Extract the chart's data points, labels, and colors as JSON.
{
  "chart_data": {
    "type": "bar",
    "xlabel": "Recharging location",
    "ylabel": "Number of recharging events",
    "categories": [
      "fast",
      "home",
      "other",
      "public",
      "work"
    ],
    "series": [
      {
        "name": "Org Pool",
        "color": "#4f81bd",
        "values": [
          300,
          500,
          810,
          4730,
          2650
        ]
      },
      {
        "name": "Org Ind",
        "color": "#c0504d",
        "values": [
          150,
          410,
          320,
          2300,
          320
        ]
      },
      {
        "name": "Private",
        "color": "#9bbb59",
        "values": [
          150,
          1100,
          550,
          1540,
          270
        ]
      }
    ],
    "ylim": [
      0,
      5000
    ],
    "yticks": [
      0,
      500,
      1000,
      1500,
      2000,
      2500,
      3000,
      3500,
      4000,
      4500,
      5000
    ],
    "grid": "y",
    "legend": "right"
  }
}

----------

-- EXERCISE --
Please output the entire listing exactly as it stands.

-- RIGHT ANSWER --
Extract the chart's data points, labels, and colors as JSON.
{
  "chart_data": {
    "type": "bar",
    "xlabel": "Recharging location",
    "ylabel": "Number of recharging events",
    "categories": [
      "fast",
      "home",
      "other",
      "public",
      "work"
    ],
    "series": [
      {
        "name": "Org Pool",
        "color": "#4f81bd",
        "values": [
          300,
          500,
          810,
          4730,
          2650
        ]
      },
      {
        "name": "Org Ind",
        "color": "#c0504d",
        "values": [
          150,
          410,
          320,
          2300,
          320
        ]
      },
      {
        "name": "Private",
        "color": "#9bbb59",
        "values": [
          150,
          1100,
          550,
          1540,
          270
        ]
      }
    ],
    "ylim": [
      0,
      5000
    ],
    "yticks": [
      0,
      500,
      1000,
      1500,
      2000,
      2500,
      3000,
      3500,
      4000,
      4500,
      5000
    ],
    "grid": "y",
    "legend": "right"
  }
}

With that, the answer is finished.